→ DIRECTIONS FOR THIS TASK:
What lines of the data hold the string "Провести"? Pull each one out.

→ MATERIAL PROVIDED:
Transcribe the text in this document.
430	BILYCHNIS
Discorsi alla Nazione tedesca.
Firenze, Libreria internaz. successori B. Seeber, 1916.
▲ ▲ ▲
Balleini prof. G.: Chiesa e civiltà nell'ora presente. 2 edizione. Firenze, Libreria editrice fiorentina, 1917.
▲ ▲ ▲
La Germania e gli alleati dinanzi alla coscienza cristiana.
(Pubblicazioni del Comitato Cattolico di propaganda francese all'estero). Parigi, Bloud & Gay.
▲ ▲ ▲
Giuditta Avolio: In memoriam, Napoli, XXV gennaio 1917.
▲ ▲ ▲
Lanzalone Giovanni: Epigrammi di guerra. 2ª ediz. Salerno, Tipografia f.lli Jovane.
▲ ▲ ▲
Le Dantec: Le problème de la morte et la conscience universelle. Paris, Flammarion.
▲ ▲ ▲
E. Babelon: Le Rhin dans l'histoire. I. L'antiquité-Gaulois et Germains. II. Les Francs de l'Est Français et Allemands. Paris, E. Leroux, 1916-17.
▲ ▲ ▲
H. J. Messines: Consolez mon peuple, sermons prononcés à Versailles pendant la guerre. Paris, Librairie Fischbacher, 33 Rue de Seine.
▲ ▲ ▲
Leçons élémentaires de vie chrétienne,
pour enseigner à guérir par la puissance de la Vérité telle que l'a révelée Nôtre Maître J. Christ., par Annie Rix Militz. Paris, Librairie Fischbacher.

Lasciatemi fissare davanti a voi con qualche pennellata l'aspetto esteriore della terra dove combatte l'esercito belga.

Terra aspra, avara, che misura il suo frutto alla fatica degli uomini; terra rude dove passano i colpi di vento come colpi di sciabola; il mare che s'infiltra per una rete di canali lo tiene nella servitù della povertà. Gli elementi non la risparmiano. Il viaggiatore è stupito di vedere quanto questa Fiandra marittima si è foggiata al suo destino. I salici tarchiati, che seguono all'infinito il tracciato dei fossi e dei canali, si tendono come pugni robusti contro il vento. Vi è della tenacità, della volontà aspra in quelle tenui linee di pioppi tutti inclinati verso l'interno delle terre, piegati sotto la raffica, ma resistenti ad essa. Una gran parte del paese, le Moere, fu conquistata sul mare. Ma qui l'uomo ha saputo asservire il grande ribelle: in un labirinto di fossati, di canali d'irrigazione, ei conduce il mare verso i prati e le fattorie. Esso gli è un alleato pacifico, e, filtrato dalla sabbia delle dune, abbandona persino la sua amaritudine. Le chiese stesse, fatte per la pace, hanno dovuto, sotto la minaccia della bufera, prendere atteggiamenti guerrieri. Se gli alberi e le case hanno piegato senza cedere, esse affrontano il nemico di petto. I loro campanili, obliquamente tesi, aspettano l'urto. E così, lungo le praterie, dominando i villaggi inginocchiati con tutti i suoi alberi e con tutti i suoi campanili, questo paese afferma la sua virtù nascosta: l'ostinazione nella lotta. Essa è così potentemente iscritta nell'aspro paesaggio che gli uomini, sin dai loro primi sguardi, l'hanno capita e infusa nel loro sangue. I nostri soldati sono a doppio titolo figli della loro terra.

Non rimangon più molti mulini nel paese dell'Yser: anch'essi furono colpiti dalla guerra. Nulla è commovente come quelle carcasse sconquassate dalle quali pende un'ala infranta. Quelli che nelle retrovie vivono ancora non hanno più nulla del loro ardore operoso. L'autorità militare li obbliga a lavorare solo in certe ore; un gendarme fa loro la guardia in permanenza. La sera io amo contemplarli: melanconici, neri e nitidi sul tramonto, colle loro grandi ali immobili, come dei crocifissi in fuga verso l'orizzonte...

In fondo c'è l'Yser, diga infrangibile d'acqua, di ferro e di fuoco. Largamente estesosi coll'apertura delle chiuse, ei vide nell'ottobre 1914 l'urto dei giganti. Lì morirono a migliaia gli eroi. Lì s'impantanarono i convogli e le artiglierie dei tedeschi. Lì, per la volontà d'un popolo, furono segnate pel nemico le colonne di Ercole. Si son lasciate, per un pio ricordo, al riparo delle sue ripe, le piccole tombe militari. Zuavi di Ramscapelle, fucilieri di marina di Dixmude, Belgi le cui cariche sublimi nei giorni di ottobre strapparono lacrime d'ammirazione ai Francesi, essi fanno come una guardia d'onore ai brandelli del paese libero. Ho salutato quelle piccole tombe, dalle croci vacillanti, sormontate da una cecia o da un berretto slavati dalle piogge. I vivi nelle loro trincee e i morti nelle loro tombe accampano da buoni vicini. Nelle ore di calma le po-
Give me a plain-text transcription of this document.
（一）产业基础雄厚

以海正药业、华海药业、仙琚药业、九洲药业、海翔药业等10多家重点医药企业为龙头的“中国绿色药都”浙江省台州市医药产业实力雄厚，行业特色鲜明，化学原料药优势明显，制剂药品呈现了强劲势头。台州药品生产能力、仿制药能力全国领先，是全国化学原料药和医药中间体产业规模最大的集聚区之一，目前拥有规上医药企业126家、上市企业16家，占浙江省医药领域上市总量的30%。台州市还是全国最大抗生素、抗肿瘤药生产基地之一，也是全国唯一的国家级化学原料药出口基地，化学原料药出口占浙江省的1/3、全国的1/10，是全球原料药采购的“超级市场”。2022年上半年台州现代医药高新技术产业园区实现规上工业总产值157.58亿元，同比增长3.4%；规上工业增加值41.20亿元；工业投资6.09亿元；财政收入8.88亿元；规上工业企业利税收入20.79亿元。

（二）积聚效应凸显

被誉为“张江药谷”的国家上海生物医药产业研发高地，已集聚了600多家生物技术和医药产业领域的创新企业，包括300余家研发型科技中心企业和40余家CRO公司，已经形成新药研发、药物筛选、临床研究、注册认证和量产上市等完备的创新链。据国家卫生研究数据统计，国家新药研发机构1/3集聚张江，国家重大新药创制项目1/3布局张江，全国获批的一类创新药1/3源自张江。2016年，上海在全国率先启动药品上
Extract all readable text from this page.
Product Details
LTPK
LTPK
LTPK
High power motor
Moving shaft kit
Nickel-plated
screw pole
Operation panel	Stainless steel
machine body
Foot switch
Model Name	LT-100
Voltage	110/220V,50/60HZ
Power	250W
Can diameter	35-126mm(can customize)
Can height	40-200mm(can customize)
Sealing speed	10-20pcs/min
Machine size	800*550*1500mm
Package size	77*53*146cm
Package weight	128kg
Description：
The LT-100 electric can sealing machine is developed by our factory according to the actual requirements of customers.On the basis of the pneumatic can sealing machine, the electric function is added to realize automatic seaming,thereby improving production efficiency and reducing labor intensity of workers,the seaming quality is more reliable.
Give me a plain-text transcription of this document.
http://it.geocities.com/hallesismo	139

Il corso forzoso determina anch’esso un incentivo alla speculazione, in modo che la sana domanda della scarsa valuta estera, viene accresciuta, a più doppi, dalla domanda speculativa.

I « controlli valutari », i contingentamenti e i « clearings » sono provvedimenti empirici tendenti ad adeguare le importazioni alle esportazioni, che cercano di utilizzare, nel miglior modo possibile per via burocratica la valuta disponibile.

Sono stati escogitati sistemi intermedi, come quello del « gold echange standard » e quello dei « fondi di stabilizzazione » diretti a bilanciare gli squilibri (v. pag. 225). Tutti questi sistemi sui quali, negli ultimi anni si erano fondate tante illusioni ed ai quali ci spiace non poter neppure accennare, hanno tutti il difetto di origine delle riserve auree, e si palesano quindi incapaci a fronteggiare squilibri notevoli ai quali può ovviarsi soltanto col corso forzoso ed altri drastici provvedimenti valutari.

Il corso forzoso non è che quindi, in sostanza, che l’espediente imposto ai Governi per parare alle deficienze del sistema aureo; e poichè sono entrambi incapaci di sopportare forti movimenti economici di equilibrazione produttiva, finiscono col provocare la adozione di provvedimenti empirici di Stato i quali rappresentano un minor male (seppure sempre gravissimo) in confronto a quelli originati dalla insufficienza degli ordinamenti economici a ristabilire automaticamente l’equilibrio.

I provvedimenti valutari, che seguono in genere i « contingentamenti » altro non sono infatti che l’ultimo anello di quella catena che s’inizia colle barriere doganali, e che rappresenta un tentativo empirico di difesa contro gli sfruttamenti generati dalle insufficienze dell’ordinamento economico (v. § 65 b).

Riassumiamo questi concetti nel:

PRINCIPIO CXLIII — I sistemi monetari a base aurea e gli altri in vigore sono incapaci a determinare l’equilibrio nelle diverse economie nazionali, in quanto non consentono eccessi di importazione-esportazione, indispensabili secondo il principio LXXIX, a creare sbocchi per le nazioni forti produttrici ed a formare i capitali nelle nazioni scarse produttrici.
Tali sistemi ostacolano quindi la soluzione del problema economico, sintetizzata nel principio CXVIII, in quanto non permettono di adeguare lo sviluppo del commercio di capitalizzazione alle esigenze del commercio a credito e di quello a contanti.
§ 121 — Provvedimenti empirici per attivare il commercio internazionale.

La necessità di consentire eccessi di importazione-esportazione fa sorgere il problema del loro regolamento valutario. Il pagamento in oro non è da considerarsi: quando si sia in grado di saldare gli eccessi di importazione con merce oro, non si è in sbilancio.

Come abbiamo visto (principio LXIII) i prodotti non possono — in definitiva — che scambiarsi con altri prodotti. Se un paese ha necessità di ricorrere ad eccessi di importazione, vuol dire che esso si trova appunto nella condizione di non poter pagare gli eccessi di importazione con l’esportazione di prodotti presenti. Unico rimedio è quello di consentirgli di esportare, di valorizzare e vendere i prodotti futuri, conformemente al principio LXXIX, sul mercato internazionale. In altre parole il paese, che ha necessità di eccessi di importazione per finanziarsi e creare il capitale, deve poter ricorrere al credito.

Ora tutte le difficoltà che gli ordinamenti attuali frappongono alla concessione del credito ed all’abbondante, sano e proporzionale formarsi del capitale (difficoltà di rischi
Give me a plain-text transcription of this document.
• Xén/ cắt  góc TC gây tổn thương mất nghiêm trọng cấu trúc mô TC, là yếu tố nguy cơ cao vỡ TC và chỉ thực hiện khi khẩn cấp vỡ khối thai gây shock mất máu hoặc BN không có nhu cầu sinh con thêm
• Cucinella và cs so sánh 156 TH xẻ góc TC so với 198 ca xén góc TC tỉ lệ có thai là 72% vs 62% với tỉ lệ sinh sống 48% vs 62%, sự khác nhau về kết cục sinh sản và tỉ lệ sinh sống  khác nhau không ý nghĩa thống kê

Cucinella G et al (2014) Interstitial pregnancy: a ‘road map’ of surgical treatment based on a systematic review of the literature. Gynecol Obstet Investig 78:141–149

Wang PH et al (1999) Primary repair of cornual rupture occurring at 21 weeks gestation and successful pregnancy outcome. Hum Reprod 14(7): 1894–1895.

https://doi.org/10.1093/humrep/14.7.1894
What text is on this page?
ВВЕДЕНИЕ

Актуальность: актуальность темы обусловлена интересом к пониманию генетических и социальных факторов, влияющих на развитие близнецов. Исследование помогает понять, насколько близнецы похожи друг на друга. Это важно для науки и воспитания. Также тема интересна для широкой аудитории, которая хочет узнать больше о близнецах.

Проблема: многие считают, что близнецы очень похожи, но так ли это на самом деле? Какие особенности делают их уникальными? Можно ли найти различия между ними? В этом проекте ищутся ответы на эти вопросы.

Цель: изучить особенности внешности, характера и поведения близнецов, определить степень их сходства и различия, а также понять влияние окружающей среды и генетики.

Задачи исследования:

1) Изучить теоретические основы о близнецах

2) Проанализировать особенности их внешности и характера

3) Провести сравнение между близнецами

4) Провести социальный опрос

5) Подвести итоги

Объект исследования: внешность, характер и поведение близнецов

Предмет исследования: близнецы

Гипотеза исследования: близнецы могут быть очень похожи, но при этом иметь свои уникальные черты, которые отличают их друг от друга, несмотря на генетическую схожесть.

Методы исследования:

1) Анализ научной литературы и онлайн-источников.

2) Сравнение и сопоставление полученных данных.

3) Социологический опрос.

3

→ EXPECTED ANSWER:
3) Провести сравнение между близнецами
4) Провести социальный опрос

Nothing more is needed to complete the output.